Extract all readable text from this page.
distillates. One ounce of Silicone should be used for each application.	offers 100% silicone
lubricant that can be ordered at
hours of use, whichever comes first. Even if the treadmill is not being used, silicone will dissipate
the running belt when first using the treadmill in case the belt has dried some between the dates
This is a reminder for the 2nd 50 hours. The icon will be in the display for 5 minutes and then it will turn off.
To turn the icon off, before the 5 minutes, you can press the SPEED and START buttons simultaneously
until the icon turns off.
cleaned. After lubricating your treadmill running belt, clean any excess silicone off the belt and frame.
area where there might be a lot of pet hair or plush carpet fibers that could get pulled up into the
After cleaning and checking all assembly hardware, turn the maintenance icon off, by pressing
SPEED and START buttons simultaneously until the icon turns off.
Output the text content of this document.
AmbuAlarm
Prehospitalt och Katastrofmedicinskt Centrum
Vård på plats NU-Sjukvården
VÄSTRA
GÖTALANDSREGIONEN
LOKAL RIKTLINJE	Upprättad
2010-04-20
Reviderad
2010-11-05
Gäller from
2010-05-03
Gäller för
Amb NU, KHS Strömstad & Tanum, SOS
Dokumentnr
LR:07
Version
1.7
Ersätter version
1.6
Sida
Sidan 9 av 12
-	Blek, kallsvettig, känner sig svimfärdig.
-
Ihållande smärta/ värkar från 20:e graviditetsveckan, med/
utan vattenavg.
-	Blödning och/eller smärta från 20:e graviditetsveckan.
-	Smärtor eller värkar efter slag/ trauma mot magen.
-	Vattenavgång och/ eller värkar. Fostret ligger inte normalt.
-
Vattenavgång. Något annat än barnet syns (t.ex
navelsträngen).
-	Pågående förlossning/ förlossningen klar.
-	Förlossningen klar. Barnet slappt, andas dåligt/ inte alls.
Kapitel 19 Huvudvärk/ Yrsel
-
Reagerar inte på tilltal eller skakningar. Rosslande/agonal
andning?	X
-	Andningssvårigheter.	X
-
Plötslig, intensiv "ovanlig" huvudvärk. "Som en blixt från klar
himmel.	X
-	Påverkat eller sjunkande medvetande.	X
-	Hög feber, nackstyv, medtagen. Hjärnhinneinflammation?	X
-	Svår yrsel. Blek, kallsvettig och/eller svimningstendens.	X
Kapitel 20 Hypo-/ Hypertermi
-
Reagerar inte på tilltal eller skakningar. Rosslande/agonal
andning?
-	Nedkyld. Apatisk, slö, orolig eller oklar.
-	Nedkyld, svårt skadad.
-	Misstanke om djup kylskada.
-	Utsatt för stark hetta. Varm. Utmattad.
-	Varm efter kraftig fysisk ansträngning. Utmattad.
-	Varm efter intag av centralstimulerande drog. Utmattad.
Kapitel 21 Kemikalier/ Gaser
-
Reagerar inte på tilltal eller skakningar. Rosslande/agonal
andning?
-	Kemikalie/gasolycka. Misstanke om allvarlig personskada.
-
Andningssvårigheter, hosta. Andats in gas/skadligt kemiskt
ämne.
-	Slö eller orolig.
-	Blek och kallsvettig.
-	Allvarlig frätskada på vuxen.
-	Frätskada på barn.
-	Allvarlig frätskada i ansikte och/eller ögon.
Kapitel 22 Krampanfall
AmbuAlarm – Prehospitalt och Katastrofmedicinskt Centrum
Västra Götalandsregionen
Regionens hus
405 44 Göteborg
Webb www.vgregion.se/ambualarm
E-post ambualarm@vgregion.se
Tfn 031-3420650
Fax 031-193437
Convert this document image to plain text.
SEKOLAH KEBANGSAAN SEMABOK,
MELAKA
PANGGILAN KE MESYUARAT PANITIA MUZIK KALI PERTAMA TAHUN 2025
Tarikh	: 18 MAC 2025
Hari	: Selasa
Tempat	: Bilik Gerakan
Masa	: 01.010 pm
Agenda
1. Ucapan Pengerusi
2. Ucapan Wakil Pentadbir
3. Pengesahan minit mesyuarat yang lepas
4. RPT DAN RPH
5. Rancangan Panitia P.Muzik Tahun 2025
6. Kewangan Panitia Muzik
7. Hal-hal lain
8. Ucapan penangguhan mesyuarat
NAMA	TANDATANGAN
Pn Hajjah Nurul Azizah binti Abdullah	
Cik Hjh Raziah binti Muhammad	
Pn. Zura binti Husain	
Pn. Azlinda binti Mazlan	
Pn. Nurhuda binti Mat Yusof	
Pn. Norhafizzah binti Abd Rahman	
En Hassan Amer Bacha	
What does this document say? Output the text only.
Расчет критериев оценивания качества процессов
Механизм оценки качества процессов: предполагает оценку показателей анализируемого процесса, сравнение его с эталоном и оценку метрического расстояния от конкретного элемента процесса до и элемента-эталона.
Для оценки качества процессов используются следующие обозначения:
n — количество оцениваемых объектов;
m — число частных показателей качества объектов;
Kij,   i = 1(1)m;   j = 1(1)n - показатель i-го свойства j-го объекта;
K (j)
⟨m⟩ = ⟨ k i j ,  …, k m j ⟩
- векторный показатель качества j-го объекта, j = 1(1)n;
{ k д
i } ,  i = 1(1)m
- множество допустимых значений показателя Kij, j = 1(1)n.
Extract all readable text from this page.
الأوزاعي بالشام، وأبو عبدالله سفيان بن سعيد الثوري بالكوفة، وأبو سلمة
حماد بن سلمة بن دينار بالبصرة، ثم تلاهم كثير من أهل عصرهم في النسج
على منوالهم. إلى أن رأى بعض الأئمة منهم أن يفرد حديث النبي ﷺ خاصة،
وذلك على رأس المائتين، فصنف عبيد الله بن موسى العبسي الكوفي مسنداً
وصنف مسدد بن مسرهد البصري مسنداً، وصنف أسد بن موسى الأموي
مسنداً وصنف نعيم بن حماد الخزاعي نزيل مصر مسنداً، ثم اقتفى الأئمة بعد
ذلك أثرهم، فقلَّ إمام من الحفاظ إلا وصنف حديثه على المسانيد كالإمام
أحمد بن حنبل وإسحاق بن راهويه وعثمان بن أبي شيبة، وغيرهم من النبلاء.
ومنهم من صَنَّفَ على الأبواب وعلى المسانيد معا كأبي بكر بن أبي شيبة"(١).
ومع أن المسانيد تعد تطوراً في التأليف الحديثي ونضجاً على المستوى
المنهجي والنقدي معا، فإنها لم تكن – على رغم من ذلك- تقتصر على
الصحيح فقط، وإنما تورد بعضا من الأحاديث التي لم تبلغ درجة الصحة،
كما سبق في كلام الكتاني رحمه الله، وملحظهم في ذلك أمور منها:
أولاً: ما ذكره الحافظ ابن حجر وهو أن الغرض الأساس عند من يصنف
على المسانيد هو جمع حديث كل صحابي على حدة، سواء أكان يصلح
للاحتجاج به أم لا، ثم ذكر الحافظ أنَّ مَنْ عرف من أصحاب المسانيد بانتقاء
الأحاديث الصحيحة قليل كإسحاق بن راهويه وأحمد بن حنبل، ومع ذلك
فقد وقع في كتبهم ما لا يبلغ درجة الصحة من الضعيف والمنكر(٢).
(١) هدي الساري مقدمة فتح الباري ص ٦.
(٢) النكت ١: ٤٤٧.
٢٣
============
_What is expected_.
Print the listing above in its entirety, with every line exact.

_Complete output_.
Extract all readable text from this page.
distillates. One ounce of Silicone should be used for each application.	offers 100% silicone
lubricant that can be ordered at
hours of use, whichever comes first. Even if the treadmill is not being used, silicone will dissipate
the running belt when first using the treadmill in case the belt has dried some between the dates
This is a reminder for the 2nd 50 hours. The icon will be in the display for 5 minutes and then it will turn off.
To turn the icon off, before the 5 minutes, you can press the SPEED and START buttons simultaneously
until the icon turns off.
cleaned. After lubricating your treadmill running belt, clean any excess silicone off the belt and frame.
area where there might be a lot of pet hair or plush carpet fibers that could get pulled up into the
After cleaning and checking all assembly hardware, turn the maintenance icon off, by pressing
SPEED and START buttons simultaneously until the icon turns off.
Output the text content of this document.
AmbuAlarm
Prehospitalt och Katastrofmedicinskt Centrum
Vård på plats NU-Sjukvården
VÄSTRA
GÖTALANDSREGIONEN
LOKAL RIKTLINJE	Upprättad
2010-04-20
Reviderad
2010-11-05
Gäller from
2010-05-03
Gäller för
Amb NU, KHS Strömstad & Tanum, SOS
Dokumentnr
LR:07
Version
1.7
Ersätter version
1.6
Sida
Sidan 9 av 12
-	Blek, kallsvettig, känner sig svimfärdig.
-
Ihållande smärta/ värkar från 20:e graviditetsveckan, med/
utan vattenavg.
-	Blödning och/eller smärta från 20:e graviditetsveckan.
-	Smärtor eller värkar efter slag/ trauma mot magen.
-	Vattenavgång och/ eller värkar. Fostret ligger inte normalt.
-
Vattenavgång. Något annat än barnet syns (t.ex
navelsträngen).
-	Pågående förlossning/ förlossningen klar.
-	Förlossningen klar. Barnet slappt, andas dåligt/ inte alls.
Kapitel 19 Huvudvärk/ Yrsel
-
Reagerar inte på tilltal eller skakningar. Rosslande/agonal
andning?	X
-	Andningssvårigheter.	X
-
Plötslig, intensiv "ovanlig" huvudvärk. "Som en blixt från klar
himmel.	X
-	Påverkat eller sjunkande medvetande.	X
-	Hög feber, nackstyv, medtagen. Hjärnhinneinflammation?	X
-	Svår yrsel. Blek, kallsvettig och/eller svimningstendens.	X
Kapitel 20 Hypo-/ Hypertermi
-
Reagerar inte på tilltal eller skakningar. Rosslande/agonal
andning?
-	Nedkyld. Apatisk, slö, orolig eller oklar.
-	Nedkyld, svårt skadad.
-	Misstanke om djup kylskada.
-	Utsatt för stark hetta. Varm. Utmattad.
-	Varm efter kraftig fysisk ansträngning. Utmattad.
-	Varm efter intag av centralstimulerande drog. Utmattad.
Kapitel 21 Kemikalier/ Gaser
-
Reagerar inte på tilltal eller skakningar. Rosslande/agonal
andning?
-	Kemikalie/gasolycka. Misstanke om allvarlig personskada.
-
Andningssvårigheter, hosta. Andats in gas/skadligt kemiskt
ämne.
-	Slö eller orolig.
-	Blek och kallsvettig.
-	Allvarlig frätskada på vuxen.
-	Frätskada på barn.
-	Allvarlig frätskada i ansikte och/eller ögon.
Kapitel 22 Krampanfall
AmbuAlarm – Prehospitalt och Katastrofmedicinskt Centrum
Västra Götalandsregionen
Regionens hus
405 44 Göteborg
Webb www.vgregion.se/ambualarm
E-post ambualarm@vgregion.se
Tfn 031-3420650
Fax 031-193437
Convert this document image to plain text.
SEKOLAH KEBANGSAAN SEMABOK,
MELAKA
PANGGILAN KE MESYUARAT PANITIA MUZIK KALI PERTAMA TAHUN 2025
Tarikh	: 18 MAC 2025
Hari	: Selasa
Tempat	: Bilik Gerakan
Masa	: 01.010 pm
Agenda
1. Ucapan Pengerusi
2. Ucapan Wakil Pentadbir
3. Pengesahan minit mesyuarat yang lepas
4. RPT DAN RPH
5. Rancangan Panitia P.Muzik Tahun 2025
6. Kewangan Panitia Muzik
7. Hal-hal lain
8. Ucapan penangguhan mesyuarat
NAMA	TANDATANGAN
Pn Hajjah Nurul Azizah binti Abdullah	
Cik Hjh Raziah binti Muhammad	
Pn. Zura binti Husain	
Pn. Azlinda binti Mazlan	
Pn. Nurhuda binti Mat Yusof	
Pn. Norhafizzah binti Abd Rahman	
En Hassan Amer Bacha	
What does this document say? Output the text only.
Расчет критериев оценивания качества процессов
Механизм оценки качества процессов: предполагает оценку показателей анализируемого процесса, сравнение его с эталоном и оценку метрического расстояния от конкретного элемента процесса до и элемента-эталона.
Для оценки качества процессов используются следующие обозначения:
n — количество оцениваемых объектов;
m — число частных показателей качества объектов;
Kij,   i = 1(1)m;   j = 1(1)n - показатель i-го свойства j-го объекта;
K (j)
⟨m⟩ = ⟨ k i j ,  …, k m j ⟩
- векторный показатель качества j-го объекта, j = 1(1)n;
{ k д
i } ,  i = 1(1)m
- множество допустимых значений показателя Kij, j = 1(1)n.
Extract all readable text from this page.
الأوزاعي بالشام، وأبو عبدالله سفيان بن سعيد الثوري بالكوفة، وأبو سلمة
حماد بن سلمة بن دينار بالبصرة، ثم تلاهم كثير من أهل عصرهم في النسج
على منوالهم. إلى أن رأى بعض الأئمة منهم أن يفرد حديث النبي ﷺ خاصة،
وذلك على رأس المائتين، فصنف عبيد الله بن موسى العبسي الكوفي مسنداً
وصنف مسدد بن مسرهد البصري مسنداً، وصنف أسد بن موسى الأموي
مسنداً وصنف نعيم بن حماد الخزاعي نزيل مصر مسنداً، ثم اقتفى الأئمة بعد
ذلك أثرهم، فقلَّ إمام من الحفاظ إلا وصنف حديثه على المسانيد كالإمام
أحمد بن حنبل وإسحاق بن راهويه وعثمان بن أبي شيبة، وغيرهم من النبلاء.
ومنهم من صَنَّفَ على الأبواب وعلى المسانيد معا كأبي بكر بن أبي شيبة"(١).
ومع أن المسانيد تعد تطوراً في التأليف الحديثي ونضجاً على المستوى
المنهجي والنقدي معا، فإنها لم تكن – على رغم من ذلك- تقتصر على
الصحيح فقط، وإنما تورد بعضا من الأحاديث التي لم تبلغ درجة الصحة،
كما سبق في كلام الكتاني رحمه الله، وملحظهم في ذلك أمور منها:
أولاً: ما ذكره الحافظ ابن حجر وهو أن الغرض الأساس عند من يصنف
على المسانيد هو جمع حديث كل صحابي على حدة، سواء أكان يصلح
للاحتجاج به أم لا، ثم ذكر الحافظ أنَّ مَنْ عرف من أصحاب المسانيد بانتقاء
الأحاديث الصحيحة قليل كإسحاق بن راهويه وأحمد بن حنبل، ومع ذلك
فقد وقع في كتبهم ما لا يبلغ درجة الصحة من الضعيف والمنكر(٢).
(١) هدي الساري مقدمة فتح الباري ص ٦.
(٢) النكت ١: ٤٤٧.
٢٣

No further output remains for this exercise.